# [Source text]
Fort Greene Park, Brooklyn

Sometimes the site of an artist’s work really amplifies the work itself. This is especially true of Tanda Francis’s “Adorn Me.” Fort Greene Park is the socioeconomic and racial dividing line of its neighborhood, with one side reflecting whiteness and affluence far more than the other. Ms. Francis installed her bust featuring three adjoining African faces where it would “speak directly to the African-American community, which often goes unrepresented in public art,” she wrote on her website. Impossible to miss at the corner of Myrtle Avenue and Washington Park, Ms. Francis’s piece is partially covered in African tribal markings, and its three sets of braids rise into a chandelier-like headdress. Through July 19.


Court Square Park, Queens

Marketing signs for newly-built apartment buildings are everywhere around Court Square Park in Long Island City, along with construction cranes and scaffolding, signaling that more units are on the way. Amid all this is Matt Keegan’s “what was & what is.” An off-site installation for the SculptureCenter, it consists of a rectangular glass box with one mirrored side. A horizontal scroll reads, “For a long time this neighborhood was about what will be, and now I think it’s about what is.” The quotation, from a developer, appeared in a 2017 New York Times article about the area’s “skyward” development, and exemplifies how real estate professionals sometimes see the city as being in service to new development. Through Aug. 19.

# [Task details]
Reproduce the part of the park sculpture listings above from "Sometimes the site" to "Through July 19.", word for word.

[Dataset entries]
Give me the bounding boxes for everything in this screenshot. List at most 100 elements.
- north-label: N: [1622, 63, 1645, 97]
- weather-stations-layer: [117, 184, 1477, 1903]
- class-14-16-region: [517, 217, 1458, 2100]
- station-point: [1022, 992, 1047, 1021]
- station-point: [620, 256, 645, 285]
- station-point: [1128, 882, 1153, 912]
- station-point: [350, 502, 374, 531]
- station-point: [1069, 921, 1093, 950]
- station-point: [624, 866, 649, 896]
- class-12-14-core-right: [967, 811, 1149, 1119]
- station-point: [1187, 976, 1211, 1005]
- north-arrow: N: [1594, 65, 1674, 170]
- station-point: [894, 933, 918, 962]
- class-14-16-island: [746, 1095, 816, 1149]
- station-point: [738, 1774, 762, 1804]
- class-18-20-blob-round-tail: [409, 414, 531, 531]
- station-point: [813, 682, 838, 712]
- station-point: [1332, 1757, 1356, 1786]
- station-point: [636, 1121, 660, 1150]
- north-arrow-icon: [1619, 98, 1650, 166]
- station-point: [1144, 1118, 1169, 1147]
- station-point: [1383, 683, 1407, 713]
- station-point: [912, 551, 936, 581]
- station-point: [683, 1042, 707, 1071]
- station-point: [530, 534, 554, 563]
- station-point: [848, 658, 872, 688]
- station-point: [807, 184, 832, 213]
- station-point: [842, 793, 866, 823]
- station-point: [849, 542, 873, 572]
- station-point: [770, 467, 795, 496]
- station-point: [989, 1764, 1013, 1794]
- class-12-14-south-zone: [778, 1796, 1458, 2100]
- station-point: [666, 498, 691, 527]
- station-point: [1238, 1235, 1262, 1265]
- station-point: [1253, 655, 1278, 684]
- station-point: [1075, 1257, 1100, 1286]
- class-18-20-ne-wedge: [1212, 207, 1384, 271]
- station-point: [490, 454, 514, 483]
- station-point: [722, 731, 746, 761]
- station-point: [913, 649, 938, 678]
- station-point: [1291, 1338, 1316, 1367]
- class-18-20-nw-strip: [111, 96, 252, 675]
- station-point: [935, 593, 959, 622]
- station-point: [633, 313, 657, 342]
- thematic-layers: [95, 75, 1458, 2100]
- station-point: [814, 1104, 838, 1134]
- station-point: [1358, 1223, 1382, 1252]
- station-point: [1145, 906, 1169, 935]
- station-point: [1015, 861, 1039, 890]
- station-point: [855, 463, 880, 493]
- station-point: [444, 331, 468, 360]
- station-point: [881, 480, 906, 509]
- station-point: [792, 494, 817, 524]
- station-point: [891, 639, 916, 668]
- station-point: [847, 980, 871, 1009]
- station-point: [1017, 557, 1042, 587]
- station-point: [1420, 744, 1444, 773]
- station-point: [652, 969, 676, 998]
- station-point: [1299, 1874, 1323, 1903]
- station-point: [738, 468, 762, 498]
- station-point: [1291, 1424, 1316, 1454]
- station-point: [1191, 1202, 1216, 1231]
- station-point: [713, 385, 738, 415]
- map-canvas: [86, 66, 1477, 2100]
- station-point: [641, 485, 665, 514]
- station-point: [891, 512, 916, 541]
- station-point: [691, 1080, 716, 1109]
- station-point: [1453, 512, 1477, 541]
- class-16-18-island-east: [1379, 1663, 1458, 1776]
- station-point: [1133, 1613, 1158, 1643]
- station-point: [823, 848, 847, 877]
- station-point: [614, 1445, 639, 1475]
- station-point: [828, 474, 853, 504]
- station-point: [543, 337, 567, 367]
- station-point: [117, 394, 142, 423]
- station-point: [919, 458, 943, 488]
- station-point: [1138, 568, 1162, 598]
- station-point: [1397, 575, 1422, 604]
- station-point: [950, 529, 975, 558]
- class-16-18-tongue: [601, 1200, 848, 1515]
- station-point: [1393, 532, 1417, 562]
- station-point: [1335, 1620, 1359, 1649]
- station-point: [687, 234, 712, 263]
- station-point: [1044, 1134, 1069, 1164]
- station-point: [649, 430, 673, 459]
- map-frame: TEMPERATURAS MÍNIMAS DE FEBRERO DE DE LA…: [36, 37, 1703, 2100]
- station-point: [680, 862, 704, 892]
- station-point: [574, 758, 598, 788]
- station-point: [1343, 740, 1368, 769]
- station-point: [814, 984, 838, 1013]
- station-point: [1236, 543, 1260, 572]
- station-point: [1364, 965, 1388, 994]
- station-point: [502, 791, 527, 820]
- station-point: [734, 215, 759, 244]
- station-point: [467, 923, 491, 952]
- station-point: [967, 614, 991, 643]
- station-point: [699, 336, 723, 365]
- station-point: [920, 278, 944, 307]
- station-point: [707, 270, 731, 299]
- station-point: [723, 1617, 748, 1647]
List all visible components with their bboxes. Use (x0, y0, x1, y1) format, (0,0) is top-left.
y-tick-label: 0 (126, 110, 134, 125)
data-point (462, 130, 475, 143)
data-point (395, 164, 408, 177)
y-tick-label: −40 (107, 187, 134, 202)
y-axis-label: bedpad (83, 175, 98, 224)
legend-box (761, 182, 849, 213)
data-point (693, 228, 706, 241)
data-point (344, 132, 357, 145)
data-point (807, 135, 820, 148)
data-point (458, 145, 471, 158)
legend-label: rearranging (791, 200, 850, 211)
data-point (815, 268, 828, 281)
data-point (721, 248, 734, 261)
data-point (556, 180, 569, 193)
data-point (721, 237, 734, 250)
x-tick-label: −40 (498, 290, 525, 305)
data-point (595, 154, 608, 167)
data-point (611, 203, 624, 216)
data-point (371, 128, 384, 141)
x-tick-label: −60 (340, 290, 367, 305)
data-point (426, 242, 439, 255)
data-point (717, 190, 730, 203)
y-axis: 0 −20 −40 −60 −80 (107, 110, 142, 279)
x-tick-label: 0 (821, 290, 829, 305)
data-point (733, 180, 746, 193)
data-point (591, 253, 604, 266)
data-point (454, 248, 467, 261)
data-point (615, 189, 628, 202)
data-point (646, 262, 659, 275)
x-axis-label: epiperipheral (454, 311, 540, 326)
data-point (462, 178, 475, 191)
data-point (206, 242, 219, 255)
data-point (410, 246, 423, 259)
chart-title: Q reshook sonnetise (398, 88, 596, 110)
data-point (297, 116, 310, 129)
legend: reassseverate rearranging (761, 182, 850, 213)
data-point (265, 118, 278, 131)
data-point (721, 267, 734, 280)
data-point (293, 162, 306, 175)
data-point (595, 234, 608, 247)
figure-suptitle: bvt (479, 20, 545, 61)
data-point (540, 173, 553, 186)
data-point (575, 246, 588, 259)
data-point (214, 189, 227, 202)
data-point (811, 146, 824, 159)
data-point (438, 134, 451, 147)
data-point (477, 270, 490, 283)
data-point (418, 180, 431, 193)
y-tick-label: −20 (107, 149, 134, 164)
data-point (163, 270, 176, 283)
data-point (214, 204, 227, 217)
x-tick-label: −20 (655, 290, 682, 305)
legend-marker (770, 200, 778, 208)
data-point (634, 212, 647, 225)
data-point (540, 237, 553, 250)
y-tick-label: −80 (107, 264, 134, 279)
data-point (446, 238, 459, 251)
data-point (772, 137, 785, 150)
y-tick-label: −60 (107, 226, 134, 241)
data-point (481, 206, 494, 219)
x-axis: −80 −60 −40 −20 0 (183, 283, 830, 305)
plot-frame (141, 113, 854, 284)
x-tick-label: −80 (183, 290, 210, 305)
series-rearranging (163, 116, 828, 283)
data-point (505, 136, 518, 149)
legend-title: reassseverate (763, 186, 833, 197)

# [Completed exercise]
Sometimes the site of an artist’s work really amplifies the work itself. This is especially true of Tanda Francis’s “Adorn Me.” Fort Greene Park is the socioeconomic and racial dividing line of its neighborhood, with one side reflecting whiteness and affluence far more than the other. Ms. Francis installed her bust featuring three adjoining African faces where it would “speak directly to the African-American community, which often goes unrepresented in public art,” she wrote on her website. Impossible to miss at the corner of Myrtle Avenue and Washington Park, Ms. Francis’s piece is partially covered in African tribal markings, and its three sets of braids rise into a chandelier-like headdress. Through July 19.